MATERIAL PROVIDED:
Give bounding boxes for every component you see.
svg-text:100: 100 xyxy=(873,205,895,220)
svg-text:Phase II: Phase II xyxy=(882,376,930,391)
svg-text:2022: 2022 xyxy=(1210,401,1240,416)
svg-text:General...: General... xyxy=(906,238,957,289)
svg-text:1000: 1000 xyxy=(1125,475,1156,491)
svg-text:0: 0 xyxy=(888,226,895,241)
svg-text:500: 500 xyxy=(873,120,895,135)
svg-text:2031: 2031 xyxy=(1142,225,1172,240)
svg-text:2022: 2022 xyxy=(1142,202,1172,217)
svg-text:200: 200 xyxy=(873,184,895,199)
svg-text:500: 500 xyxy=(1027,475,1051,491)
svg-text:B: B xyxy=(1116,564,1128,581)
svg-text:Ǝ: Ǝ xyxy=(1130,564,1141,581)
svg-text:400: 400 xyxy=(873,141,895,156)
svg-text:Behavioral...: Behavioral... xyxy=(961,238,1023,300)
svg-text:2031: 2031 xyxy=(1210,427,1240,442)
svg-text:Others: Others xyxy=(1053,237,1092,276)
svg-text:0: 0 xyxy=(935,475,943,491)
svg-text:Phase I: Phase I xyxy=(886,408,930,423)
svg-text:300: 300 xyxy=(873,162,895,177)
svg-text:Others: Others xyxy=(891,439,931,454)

AIM OF THE EXERCISE:
Return all of the data above word for word, with every line unchanged.

CORRECT ANSWER:
Give bounding boxes for every component you see.
svg-text:100: 100 xyxy=(873,205,895,220)
svg-text:Phase II: Phase II xyxy=(882,376,930,391)
svg-text:2022: 2022 xyxy=(1210,401,1240,416)
svg-text:General...: General... xyxy=(906,238,957,289)
svg-text:1000: 1000 xyxy=(1125,475,1156,491)
svg-text:0: 0 xyxy=(888,226,895,241)
svg-text:500: 500 xyxy=(873,120,895,135)
svg-text:2031: 2031 xyxy=(1142,225,1172,240)
svg-text:2022: 2022 xyxy=(1142,202,1172,217)
svg-text:200: 200 xyxy=(873,184,895,199)
svg-text:500: 500 xyxy=(1027,475,1051,491)
svg-text:B: B xyxy=(1116,564,1128,581)
svg-text:Ǝ: Ǝ xyxy=(1130,564,1141,581)
svg-text:400: 400 xyxy=(873,141,895,156)
svg-text:Behavioral...: Behavioral... xyxy=(961,238,1023,300)
svg-text:2031: 2031 xyxy=(1210,427,1240,442)
svg-text:Others: Others xyxy=(1053,237,1092,276)
svg-text:0: 0 xyxy=(935,475,943,491)
svg-text:Phase I: Phase I xyxy=(886,408,930,423)
svg-text:300: 300 xyxy=(873,162,895,177)
svg-text:Others: Others xyxy=(891,439,931,454)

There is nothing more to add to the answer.